DOCUMENT PASSAGE:
In the media's rush to draw conclusions from the mass wedding at the Vatican last Sunday, where some of the couples being wed had been cohabiting, one point seems to have been overlooked by nearly everyone: Pope Francis's choice of date for the nuptials.

On the Catholic calendar, the church is currently in the midst of what is called ordinary time. During all of this July, August, and September, there is only one Sunday in which a feast takes precedence over the normal Sunday liturgy.

Pope Francis had his pick of Sundays to preside over the mass wedding, and he chose that very Sunday. It would seem, then, that he wished that the couples would, from then on, remember that feast every year as the one upon which they were married. There is something about the nature of that feast that Pope Francis wanted the couples to associate with their vows.

What feast was it? The Feast of the Exaltation of the Holy Cross.

I believe the pope's choice of date is significant. Currently the media is abuzz with speculation concerning the upcoming Extraordinary Synod of Bishops, particularly with regard to a push among certain cardinals to permit Holy Communion for civilly divorced-and-remarried Catholics. Much of the debate concerns the question of how much the Church should expect members of the faithful to sacrifice. This was also an issue at the time of the contraception debate during the 1960s. At that time, those favoring relaxation of doctrine argued that it was simply too difficult for Catholic couples to follow the Church's ban on artificial methods of birth control. Pope Paul VI responded with Humanae Vitae, in which he quoted Jesus' words in Matthew 7:14: "the gate is narrow and the way is hard, that leads to life."

Perhaps Francis is indicating a similar attitude to that of Paul VI by officiating at the mass wedding on the feast marking Jesus' self-sacrificial outpouring, and by making the Cross the center of his homily.

Those reporting on the nuptials almost completely ignored the pope's homily. The Washington Post included only a small mention of it near the end of its story, and then only in relation to the synod:

Bishops from all over the world are scheduled to come to the Vatican next month for a major meeting on the family, which the Jesuit pope referred to in the homily to Sunday’s Mass as the “bricks” on which society is built.

The Associated Press did likewise, though they put the quote farther up:

Francis in his homily likened families to the "bricks that build society."

It is as though the media simply took the most innocuous quote they could find and stuck it into the story. What Francis actually did was talk about the reality of sin in spouses' lives, and the need for God's mercy. An excerpt (click here to read the entire homily):

[Out] of love the Father “has given” his only begotten Son so that men and women might have eternal life (cf. Jn 3:13-17). Such immense love of the Father spurs the Son to become man, to become a servant and to die for us upon a cross. Out of such love, the Father raises up his son, giving him dominion over the entire universe. This is expressed by Saint Paul in his hymn in the Letter to the Philippians (cf. 2:6-11). Whoever entrusts himself to Jesus crucified receives the mercy of God and finds healing from the deadly poison of sin.

The cure which God offers the people applies also, in a particular way, to spouses who “have become impatient on the way” [Num 21:4] and who succumb to the dangerous temptation of discouragement, infidelity, weakness, abandonment … To them too, God the Father gives his Son Jesus, not to condemn them, but to save them: if they entrust themselves to him, he will bring them healing by the merciful love which pours forth from the Cross, with the strength of his grace that renews and sets married couples and families once again on the right path.

Yes, I realize Francis is speaking about mercy and healing, the very kinds of things the media's "inclusive" pope would speak about. But he is also speaking about sin, sacrifice and the interior co-crucifixion with Christ that Catholic faith recognizes as a requirement for redemption (see Gal 2:20).

Someone in the mainstream press should have noticed that. No one did.

EXTRACTED INFORMATION:
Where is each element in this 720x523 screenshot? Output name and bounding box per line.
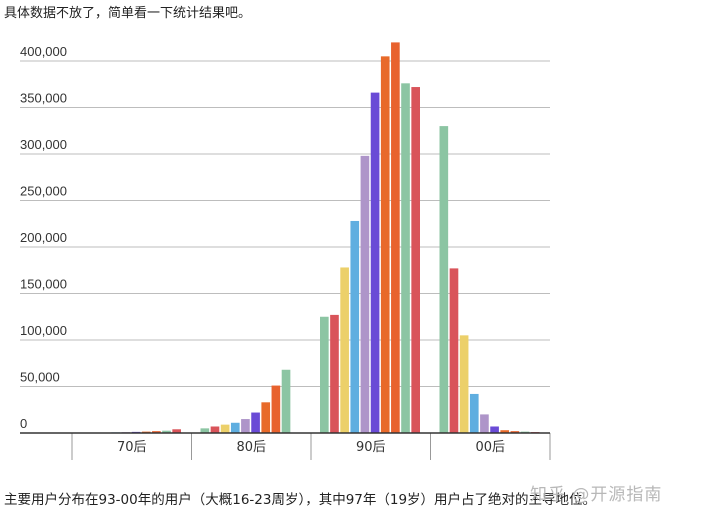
bar bbox=[490, 426, 499, 433]
y-tick-label: 50,000 bbox=[20, 370, 60, 385]
bar bbox=[230, 422, 240, 433]
bar bbox=[401, 83, 410, 433]
bar bbox=[172, 429, 181, 433]
bar bbox=[469, 393, 479, 433]
bar bbox=[320, 316, 329, 433]
bar bbox=[459, 335, 469, 433]
bar bbox=[439, 126, 449, 433]
bar bbox=[152, 431, 161, 433]
bar bbox=[370, 92, 380, 434]
bar bbox=[261, 402, 271, 433]
bar bbox=[281, 369, 291, 433]
x-tick-label: 80后 bbox=[236, 440, 266, 455]
x-tick-label: 00后 bbox=[475, 440, 505, 455]
watermark: 知乎 @开源指南 bbox=[530, 485, 663, 505]
bar bbox=[200, 428, 210, 433]
x-tick-label: 90后 bbox=[356, 440, 386, 455]
y-tick-label: 400,000 bbox=[20, 44, 67, 59]
bar bbox=[411, 87, 420, 433]
bar bbox=[449, 268, 459, 433]
bar bbox=[162, 430, 171, 433]
bar bbox=[350, 220, 360, 433]
intro-text: 具体数据不放了，简单看一下统计结果吧。 bbox=[4, 6, 252, 21]
y-tick-label: 250,000 bbox=[20, 184, 67, 199]
bar bbox=[210, 426, 220, 433]
bar bbox=[330, 314, 339, 433]
bar bbox=[510, 431, 520, 433]
y-tick-label: 200,000 bbox=[20, 230, 67, 245]
bar-chart: 0 50,000 100,000 150,000 200,000 250,000 300,0… bbox=[20, 42, 551, 460]
footer-text: 主要用户分布在93-00年的用户（大概16-23周岁），其中97年（19岁）用户… bbox=[4, 492, 597, 508]
y-tick-label: 150,000 bbox=[20, 277, 67, 292]
bar bbox=[360, 155, 370, 434]
bar bbox=[380, 56, 390, 433]
bar bbox=[271, 385, 281, 433]
y-tick-label: 300,000 bbox=[20, 137, 67, 152]
y-tick-label: 0 bbox=[20, 416, 27, 431]
bar bbox=[480, 414, 489, 433]
bar bbox=[500, 430, 510, 433]
bar bbox=[220, 424, 230, 433]
bar bbox=[251, 412, 260, 433]
bar bbox=[340, 267, 349, 433]
y-tick-label: 350,000 bbox=[20, 91, 67, 106]
x-tick-label: 70后 bbox=[117, 440, 147, 455]
y-tick-label: 100,000 bbox=[20, 323, 67, 338]
bar bbox=[391, 42, 400, 434]
bar bbox=[241, 419, 250, 433]
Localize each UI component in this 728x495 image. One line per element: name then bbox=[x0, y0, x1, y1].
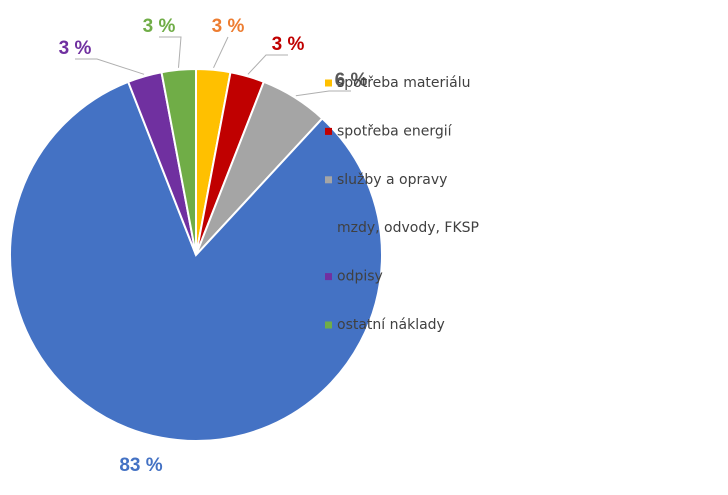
leader-line bbox=[159, 36, 182, 68]
value-label: 3 % bbox=[143, 16, 176, 37]
value-label: 3 % bbox=[59, 38, 92, 59]
legend-label: odpisy bbox=[337, 269, 383, 285]
legend-label: ostatní náklady bbox=[337, 317, 445, 333]
legend-swatch bbox=[325, 79, 332, 87]
value-label: 3 % bbox=[212, 16, 245, 37]
value-label: 83 % bbox=[119, 455, 162, 476]
leader-line bbox=[295, 90, 351, 97]
leader-line bbox=[213, 36, 229, 69]
value-label: 3 % bbox=[272, 34, 305, 55]
value-label: 6 % bbox=[335, 70, 368, 91]
legend-label: služby a opravy bbox=[337, 172, 447, 188]
legend-swatch bbox=[325, 321, 332, 329]
leader-line bbox=[75, 58, 145, 75]
legend-swatch bbox=[325, 176, 332, 184]
pie-slice bbox=[160, 67, 197, 256]
leader-line bbox=[247, 54, 288, 75]
legend-label: spotřeba energií bbox=[337, 123, 453, 139]
legend-swatch bbox=[325, 224, 332, 232]
legend-label: spotřeba materiálu bbox=[337, 75, 471, 91]
legend-swatch bbox=[325, 127, 332, 135]
legend-swatch bbox=[325, 273, 332, 281]
pie-slice bbox=[9, 80, 383, 442]
legend-label: mzdy, odvody, FKSP bbox=[337, 220, 479, 236]
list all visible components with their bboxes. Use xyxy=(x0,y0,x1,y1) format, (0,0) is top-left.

OBJECTIVES:
a – In the passage about the Vatican mass wedding, write out the text from "On the Catholic" up to and including "the Holy Cross.", substituting "Ordinary Time" for "ordinary time".
b – From the rows, copy the lines from the line with "leader-line bbox=[159, 36, 182, 68]" up to and including the line with "legend-swatch bbox=[325, 79, 332, 87]", unchanged.

ANSWERS FOR THE EXERCISE:
a –
On the Catholic calendar, the church is currently in the midst of what is called Ordinary Time. During all of this July, August, and September, there is only one Sunday in which a feast takes precedence over the normal Sunday liturgy.

Pope Francis had his pick of Sundays to preside over the mass wedding, and he chose that very Sunday. It would seem, then, that he wished that the couples would, from then on, remember that feast every year as the one upon which they were married. There is something about the nature of that feast that Pope Francis wanted the couples to associate with their vows.

What feast was it? The Feast of the Exaltation of the Holy Cross.

b –
leader-line bbox=[159, 36, 182, 68]
value-label: 3 % bbox=[143, 16, 176, 37]
value-label: 3 % bbox=[59, 38, 92, 59]
legend-label: odpisy bbox=[337, 269, 383, 285]
legend-label: ostatní náklady bbox=[337, 317, 445, 333]
legend-swatch bbox=[325, 79, 332, 87]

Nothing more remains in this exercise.